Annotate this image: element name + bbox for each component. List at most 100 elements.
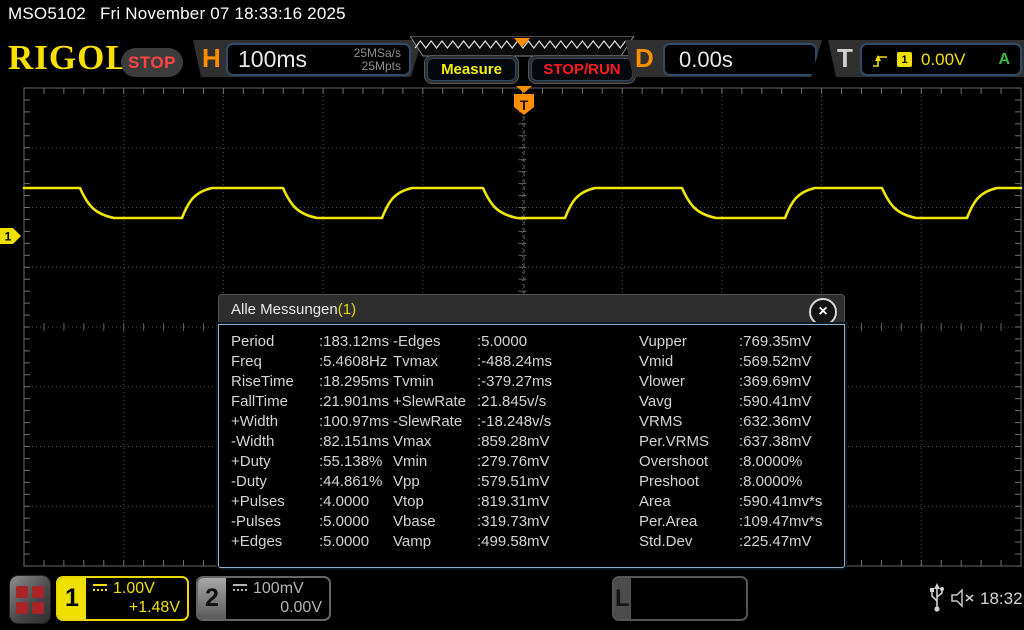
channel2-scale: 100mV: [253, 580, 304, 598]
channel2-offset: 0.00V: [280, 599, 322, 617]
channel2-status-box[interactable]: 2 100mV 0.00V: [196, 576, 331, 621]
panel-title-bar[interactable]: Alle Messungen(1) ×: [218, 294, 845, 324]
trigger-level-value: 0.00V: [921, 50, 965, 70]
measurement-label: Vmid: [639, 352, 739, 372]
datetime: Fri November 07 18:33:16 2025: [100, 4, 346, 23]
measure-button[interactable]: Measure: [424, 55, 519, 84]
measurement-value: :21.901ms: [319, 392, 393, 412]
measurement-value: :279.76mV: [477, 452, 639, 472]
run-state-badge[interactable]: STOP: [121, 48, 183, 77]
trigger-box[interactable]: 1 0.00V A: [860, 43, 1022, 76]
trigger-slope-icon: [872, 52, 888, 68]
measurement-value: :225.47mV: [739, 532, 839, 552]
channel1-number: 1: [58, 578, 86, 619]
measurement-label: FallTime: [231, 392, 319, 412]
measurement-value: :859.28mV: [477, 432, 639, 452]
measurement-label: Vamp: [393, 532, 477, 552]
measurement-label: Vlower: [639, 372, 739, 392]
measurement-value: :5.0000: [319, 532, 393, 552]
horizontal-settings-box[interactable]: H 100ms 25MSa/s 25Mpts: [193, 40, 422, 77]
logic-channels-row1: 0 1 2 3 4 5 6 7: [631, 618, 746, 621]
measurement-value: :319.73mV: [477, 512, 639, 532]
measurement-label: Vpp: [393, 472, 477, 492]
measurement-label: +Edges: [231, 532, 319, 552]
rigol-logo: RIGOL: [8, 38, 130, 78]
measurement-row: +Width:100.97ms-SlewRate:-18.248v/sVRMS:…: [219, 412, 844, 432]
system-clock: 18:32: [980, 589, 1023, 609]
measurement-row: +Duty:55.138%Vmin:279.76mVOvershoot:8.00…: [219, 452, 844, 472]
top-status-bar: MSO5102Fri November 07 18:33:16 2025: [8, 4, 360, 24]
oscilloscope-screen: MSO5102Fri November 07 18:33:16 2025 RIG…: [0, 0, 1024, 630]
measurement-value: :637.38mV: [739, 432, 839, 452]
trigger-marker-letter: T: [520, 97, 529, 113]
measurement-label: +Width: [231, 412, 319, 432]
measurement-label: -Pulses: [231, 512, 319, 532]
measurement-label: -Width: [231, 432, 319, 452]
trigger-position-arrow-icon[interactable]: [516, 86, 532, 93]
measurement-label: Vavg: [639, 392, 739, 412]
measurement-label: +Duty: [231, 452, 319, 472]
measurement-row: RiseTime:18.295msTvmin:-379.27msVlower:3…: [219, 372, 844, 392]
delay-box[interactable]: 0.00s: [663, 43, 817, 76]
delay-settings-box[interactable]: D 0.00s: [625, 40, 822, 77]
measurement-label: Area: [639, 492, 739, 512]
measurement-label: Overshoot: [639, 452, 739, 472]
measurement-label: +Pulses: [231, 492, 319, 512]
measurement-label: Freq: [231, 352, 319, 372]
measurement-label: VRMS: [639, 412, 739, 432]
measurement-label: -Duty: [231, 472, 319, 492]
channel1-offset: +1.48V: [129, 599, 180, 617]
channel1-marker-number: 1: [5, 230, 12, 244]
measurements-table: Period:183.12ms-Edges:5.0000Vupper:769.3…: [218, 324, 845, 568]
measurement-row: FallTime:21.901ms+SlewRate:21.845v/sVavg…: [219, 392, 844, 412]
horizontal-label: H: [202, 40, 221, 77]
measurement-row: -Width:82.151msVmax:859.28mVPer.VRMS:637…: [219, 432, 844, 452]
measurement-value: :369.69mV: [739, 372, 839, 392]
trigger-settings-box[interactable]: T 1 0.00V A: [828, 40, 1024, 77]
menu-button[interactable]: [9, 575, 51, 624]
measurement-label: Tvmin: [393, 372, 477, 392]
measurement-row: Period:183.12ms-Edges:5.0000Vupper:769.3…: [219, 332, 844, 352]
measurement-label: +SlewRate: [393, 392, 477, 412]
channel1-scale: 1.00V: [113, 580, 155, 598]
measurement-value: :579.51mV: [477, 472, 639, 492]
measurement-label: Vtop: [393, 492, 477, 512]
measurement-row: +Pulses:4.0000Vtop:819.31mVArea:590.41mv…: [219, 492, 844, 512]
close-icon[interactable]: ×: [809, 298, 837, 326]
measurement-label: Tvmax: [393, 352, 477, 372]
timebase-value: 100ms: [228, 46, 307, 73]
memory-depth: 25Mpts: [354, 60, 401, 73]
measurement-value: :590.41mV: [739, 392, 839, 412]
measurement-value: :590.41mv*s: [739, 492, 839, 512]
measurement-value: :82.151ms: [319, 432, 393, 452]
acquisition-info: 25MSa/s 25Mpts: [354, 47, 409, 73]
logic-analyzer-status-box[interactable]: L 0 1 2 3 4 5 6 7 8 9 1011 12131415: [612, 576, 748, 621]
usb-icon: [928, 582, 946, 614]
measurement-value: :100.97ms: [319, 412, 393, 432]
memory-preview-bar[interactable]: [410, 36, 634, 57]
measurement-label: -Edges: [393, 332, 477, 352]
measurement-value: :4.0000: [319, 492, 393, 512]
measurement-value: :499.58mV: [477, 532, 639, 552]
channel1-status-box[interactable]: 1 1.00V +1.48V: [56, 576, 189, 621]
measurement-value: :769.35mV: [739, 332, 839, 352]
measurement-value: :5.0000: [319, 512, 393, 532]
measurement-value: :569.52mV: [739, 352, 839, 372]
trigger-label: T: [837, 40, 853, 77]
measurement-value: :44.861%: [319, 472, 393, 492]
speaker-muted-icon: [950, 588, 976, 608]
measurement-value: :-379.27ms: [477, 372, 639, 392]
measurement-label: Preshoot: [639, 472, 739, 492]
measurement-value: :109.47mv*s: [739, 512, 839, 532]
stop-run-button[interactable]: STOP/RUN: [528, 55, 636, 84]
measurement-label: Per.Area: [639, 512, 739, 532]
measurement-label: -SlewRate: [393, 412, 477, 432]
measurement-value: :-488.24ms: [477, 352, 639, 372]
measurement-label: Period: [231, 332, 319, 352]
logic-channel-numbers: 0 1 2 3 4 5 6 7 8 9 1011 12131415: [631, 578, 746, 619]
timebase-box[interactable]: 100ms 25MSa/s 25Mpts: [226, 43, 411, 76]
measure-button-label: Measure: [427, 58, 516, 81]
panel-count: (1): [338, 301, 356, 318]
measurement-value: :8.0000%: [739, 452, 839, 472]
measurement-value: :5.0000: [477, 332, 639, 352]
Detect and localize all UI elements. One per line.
--
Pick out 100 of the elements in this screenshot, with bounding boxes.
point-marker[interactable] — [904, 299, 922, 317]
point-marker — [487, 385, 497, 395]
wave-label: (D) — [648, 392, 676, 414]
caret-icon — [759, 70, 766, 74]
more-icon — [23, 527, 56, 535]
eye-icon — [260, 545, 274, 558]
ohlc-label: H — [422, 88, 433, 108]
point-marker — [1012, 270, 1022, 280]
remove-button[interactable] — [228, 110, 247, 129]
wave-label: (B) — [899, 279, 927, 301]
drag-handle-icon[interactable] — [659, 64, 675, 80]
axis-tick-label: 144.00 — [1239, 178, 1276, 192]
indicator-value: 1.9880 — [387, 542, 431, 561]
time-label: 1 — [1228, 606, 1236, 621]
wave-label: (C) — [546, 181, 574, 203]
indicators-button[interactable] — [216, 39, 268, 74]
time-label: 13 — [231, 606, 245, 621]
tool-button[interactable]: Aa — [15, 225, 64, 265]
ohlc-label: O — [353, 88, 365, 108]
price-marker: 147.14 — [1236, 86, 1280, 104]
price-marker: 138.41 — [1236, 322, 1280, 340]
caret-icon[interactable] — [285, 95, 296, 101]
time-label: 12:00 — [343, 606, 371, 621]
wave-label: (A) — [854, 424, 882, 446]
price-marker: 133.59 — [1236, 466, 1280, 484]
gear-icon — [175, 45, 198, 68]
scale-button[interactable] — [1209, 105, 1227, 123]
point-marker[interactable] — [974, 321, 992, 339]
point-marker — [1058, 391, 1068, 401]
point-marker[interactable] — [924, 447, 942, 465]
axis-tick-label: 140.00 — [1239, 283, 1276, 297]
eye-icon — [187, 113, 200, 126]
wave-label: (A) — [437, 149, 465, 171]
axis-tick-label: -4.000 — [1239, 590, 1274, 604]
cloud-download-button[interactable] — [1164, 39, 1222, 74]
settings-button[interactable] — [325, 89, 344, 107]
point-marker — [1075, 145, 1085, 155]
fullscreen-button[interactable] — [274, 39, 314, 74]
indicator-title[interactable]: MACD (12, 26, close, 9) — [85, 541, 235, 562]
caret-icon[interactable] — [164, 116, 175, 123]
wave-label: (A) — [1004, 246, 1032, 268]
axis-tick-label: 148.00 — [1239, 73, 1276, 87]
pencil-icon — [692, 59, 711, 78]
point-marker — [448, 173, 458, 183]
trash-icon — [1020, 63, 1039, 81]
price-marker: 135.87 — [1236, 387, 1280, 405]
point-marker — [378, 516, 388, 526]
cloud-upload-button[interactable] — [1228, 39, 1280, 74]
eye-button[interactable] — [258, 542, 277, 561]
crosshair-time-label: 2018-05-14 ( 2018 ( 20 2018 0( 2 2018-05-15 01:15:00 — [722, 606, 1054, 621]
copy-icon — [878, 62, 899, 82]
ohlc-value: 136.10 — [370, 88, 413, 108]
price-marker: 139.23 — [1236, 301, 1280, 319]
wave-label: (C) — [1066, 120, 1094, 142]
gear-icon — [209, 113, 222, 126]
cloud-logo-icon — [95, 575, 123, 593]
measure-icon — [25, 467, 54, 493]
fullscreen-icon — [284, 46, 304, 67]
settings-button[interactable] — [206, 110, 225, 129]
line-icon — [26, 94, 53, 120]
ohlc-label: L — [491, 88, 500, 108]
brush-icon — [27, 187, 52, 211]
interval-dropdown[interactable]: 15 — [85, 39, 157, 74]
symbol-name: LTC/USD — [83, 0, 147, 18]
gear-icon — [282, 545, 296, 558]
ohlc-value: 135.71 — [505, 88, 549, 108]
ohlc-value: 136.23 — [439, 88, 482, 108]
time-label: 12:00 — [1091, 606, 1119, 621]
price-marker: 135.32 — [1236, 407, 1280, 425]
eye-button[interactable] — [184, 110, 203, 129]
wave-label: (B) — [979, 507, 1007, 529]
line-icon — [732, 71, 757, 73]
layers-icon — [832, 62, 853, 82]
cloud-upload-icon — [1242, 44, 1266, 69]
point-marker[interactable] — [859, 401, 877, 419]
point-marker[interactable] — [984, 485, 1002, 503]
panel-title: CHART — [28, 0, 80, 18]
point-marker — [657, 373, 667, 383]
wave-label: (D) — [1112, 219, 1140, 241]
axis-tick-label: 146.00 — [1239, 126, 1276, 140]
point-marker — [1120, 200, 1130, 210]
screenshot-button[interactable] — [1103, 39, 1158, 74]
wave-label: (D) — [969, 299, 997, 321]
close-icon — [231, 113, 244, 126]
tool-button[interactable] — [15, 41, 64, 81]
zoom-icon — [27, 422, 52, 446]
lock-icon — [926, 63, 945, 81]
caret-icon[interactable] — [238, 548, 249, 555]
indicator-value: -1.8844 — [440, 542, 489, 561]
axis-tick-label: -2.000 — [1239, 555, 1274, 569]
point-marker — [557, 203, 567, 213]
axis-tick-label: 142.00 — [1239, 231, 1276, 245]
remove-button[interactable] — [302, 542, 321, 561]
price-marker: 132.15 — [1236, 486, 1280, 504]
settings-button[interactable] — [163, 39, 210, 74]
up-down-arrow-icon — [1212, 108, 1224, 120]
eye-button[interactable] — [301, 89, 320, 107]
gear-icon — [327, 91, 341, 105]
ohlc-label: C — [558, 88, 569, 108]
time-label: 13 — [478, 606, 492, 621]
...
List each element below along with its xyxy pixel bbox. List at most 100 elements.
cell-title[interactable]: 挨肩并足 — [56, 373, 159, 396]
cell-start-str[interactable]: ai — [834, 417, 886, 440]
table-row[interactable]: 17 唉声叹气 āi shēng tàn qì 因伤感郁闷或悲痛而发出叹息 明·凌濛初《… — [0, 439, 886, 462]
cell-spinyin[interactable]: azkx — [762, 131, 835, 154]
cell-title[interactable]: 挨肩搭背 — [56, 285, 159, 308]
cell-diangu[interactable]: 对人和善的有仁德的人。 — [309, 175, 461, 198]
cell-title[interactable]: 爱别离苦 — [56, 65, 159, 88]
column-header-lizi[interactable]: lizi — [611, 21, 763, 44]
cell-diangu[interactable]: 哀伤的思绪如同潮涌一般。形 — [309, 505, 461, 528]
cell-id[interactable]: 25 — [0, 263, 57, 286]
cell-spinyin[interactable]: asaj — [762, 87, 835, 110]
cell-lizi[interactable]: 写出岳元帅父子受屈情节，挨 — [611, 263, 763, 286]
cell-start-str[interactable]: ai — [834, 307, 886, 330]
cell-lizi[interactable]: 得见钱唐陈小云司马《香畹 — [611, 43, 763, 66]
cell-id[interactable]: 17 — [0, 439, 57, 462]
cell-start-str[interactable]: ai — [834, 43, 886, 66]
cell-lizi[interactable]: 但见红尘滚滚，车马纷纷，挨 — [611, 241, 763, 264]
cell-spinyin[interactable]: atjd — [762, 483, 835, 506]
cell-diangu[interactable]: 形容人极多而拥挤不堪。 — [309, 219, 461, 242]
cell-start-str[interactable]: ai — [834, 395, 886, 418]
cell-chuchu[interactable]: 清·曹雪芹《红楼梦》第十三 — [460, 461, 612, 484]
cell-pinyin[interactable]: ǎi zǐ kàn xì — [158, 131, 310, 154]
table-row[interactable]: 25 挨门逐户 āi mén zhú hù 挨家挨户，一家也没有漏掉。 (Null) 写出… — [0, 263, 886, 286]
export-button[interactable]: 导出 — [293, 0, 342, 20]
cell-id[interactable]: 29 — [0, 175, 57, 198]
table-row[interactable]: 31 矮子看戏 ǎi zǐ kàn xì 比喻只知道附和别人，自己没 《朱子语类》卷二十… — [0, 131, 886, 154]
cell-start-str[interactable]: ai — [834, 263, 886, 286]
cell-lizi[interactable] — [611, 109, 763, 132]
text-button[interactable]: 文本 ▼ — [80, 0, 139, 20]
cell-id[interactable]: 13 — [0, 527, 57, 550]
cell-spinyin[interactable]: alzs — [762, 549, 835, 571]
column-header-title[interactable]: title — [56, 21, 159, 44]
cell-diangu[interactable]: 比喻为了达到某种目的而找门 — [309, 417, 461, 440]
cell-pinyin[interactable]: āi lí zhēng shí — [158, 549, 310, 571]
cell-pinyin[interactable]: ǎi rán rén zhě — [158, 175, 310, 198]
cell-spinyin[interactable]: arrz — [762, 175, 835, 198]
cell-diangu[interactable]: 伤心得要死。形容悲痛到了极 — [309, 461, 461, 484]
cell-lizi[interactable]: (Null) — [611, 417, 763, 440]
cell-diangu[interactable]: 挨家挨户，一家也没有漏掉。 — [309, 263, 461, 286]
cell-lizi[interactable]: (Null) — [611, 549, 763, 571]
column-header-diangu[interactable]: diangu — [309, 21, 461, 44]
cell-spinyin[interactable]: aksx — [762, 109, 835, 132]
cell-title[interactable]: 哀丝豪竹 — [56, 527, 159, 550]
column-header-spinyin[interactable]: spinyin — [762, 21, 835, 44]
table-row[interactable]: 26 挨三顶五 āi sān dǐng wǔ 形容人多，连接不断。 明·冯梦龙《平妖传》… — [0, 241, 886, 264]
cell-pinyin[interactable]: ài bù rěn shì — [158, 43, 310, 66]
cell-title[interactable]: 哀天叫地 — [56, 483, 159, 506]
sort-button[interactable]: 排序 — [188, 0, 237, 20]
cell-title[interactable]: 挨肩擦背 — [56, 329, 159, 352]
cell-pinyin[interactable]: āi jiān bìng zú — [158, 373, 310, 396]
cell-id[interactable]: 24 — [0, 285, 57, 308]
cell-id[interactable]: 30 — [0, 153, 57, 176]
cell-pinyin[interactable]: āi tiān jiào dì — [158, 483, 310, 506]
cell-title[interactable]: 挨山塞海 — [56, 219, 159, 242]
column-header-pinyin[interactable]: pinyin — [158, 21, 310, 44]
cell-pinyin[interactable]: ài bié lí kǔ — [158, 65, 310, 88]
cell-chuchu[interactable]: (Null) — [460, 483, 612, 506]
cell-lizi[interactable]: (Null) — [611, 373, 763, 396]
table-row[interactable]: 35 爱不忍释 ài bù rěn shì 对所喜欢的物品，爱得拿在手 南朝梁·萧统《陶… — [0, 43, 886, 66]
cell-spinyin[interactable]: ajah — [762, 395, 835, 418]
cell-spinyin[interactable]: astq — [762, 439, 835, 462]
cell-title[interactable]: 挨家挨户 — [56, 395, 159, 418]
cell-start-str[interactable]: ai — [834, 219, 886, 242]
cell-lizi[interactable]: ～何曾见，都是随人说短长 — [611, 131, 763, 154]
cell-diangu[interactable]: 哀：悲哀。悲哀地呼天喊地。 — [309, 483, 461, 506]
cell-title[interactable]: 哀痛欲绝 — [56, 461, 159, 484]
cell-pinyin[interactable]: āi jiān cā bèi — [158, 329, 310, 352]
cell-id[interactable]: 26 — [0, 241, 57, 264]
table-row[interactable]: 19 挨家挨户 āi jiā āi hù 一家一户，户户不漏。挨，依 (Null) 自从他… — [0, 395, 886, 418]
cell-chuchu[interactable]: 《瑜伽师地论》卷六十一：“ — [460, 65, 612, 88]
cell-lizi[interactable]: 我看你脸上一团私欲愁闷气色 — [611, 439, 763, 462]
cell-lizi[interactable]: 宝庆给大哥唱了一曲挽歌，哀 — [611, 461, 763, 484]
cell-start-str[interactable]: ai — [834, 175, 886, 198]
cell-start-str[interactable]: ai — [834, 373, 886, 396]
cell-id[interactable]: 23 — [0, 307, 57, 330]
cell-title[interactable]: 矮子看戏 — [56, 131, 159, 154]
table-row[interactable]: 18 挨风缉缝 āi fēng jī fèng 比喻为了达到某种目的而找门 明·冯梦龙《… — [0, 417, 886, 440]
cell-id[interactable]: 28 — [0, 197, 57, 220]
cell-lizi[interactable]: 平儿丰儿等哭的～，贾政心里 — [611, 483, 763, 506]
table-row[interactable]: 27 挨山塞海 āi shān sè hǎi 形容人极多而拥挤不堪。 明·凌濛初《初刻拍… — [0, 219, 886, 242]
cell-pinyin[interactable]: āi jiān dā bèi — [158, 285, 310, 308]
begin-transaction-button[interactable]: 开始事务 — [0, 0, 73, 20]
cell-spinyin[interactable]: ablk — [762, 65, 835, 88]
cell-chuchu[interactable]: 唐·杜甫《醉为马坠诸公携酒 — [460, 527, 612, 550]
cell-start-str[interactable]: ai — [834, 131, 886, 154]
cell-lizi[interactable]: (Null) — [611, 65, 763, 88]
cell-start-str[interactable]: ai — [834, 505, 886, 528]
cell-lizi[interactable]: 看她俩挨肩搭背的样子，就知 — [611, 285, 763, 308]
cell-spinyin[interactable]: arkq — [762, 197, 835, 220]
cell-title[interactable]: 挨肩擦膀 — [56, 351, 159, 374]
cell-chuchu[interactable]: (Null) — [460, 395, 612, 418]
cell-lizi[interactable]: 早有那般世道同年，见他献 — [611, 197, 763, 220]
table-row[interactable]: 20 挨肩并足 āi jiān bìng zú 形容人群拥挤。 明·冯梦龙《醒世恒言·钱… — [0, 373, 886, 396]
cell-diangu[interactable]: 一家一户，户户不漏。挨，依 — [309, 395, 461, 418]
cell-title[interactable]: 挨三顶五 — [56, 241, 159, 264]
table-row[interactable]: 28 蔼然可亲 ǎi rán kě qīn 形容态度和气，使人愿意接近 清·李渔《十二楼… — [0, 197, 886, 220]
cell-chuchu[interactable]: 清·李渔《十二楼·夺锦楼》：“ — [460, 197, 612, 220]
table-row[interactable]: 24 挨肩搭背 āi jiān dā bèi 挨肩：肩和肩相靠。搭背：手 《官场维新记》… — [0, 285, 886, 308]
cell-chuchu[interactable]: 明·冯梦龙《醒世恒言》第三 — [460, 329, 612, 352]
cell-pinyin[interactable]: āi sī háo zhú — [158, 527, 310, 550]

*Instructions to follow*. From the first listing, copy the lines without changes, starting at the line containing "channel2-scale: 100mV: [253, 580, 304, 598]" and ending at the line containing "delay-box[interactable]: 0.00s: [663, 43, 817, 76]", both included.

*Written response*.
channel2-scale: 100mV: [253, 580, 304, 598]
channel2-offset: 0.00V: [280, 599, 322, 617]
channel2-status-box[interactable]: 2 100mV 0.00V: [196, 576, 331, 621]
panel-title-bar[interactable]: Alle Messungen(1) ×: [218, 294, 845, 324]
trigger-level-value: 0.00V: [921, 50, 965, 70]
measurement-label: Vmid: [639, 352, 739, 372]
datetime: Fri November 07 18:33:16 2025: [100, 4, 346, 23]
measure-button[interactable]: Measure: [424, 55, 519, 84]
measurement-value: :21.901ms: [319, 392, 393, 412]
measurement-value: :279.76mV: [477, 452, 639, 472]
run-state-badge[interactable]: STOP: [121, 48, 183, 77]
trigger-box[interactable]: 1 0.00V A: [860, 43, 1022, 76]
trigger-slope-icon: [872, 52, 888, 68]
measurement-value: :225.47mV: [739, 532, 839, 552]
channel1-number: 1: [58, 578, 86, 619]
measurement-label: FallTime: [231, 392, 319, 412]
measurement-value: :859.28mV: [477, 432, 639, 452]
measurement-label: Vamp: [393, 532, 477, 552]
measurement-label: Vlower: [639, 372, 739, 392]
measurement-value: :5.0000: [319, 532, 393, 552]
horizontal-settings-box[interactable]: H 100ms 25MSa/s 25Mpts: [193, 40, 422, 77]
logic-channels-row1: 0 1 2 3 4 5 6 7: [631, 618, 746, 621]
measurement-value: :319.73mV: [477, 512, 639, 532]
measurement-label: Vpp: [393, 472, 477, 492]
measurement-label: +Edges: [231, 532, 319, 552]
rigol-logo: RIGOL: [8, 38, 130, 78]
measurement-row: +Width:100.97ms-SlewRate:-18.248v/sVRMS:…: [219, 412, 844, 432]
system-clock: 18:32: [980, 589, 1023, 609]
measurement-row: +Duty:55.138%Vmin:279.76mVOvershoot:8.00…: [219, 452, 844, 472]
top-status-bar: MSO5102Fri November 07 18:33:16 2025: [8, 4, 360, 24]
oscilloscope-screen: MSO5102Fri November 07 18:33:16 2025 RIG…: [0, 0, 1024, 630]
measurement-value: :637.38mV: [739, 432, 839, 452]
trigger-marker-letter: T: [520, 97, 529, 113]
measurement-label: +Width: [231, 412, 319, 432]
measurement-label: -Pulses: [231, 512, 319, 532]
measurement-label: -Width: [231, 432, 319, 452]
trigger-position-arrow-icon[interactable]: [516, 86, 532, 93]
measurement-label: Vavg: [639, 392, 739, 412]
measurement-label: +Duty: [231, 452, 319, 472]
measurement-row: RiseTime:18.295msTvmin:-379.27msVlower:3…: [219, 372, 844, 392]
delay-box[interactable]: 0.00s: [663, 43, 817, 76]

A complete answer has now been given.